Exercise:
Examine the records and identify each line that includes the string "Temperature". Copy those lines.

---

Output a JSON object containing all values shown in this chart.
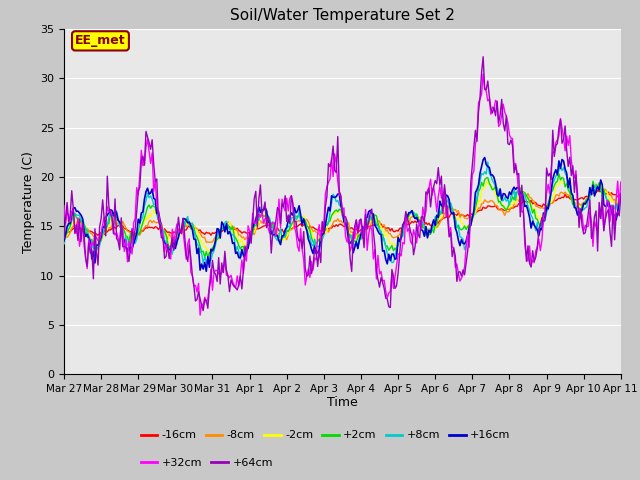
{
  "title": "Soil/Water Temperature Set 2",
  "xlabel": "Time",
  "ylabel": "Temperature (C)",
  "ylim": [
    0,
    35
  ],
  "yticks": [
    0,
    5,
    10,
    15,
    20,
    25,
    30,
    35
  ],
  "annotation_text": "EE_met",
  "annotation_color": "#8B0000",
  "annotation_bg": "#FFFF00",
  "annotation_border": "#8B0000",
  "series_labels": [
    "-16cm",
    "-8cm",
    "-2cm",
    "+2cm",
    "+8cm",
    "+16cm",
    "+32cm",
    "+64cm"
  ],
  "series_colors": [
    "#FF0000",
    "#FF8C00",
    "#FFFF00",
    "#00DD00",
    "#00CCCC",
    "#0000CC",
    "#FF00FF",
    "#9900BB"
  ],
  "plot_bg": "#E8E8E8",
  "grid_color": "#FFFFFF",
  "fig_bg": "#C8C8C8",
  "xtick_labels": [
    "Mar 27",
    "Mar 28",
    "Mar 29",
    "Mar 30",
    "Mar 31",
    "Apr 1",
    "Apr 2",
    "Apr 3",
    "Apr 4",
    "Apr 5",
    "Apr 6",
    "Apr 7",
    "Apr 8",
    "Apr 9",
    "Apr 10",
    "Apr 11"
  ],
  "xtick_positions": [
    0,
    24,
    48,
    72,
    96,
    120,
    144,
    168,
    192,
    216,
    240,
    264,
    288,
    312,
    336,
    360
  ]
}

---

Answer for the task:
  "title": "Soil/Water Temperature Set 2",
  "ylabel": "Temperature (C)",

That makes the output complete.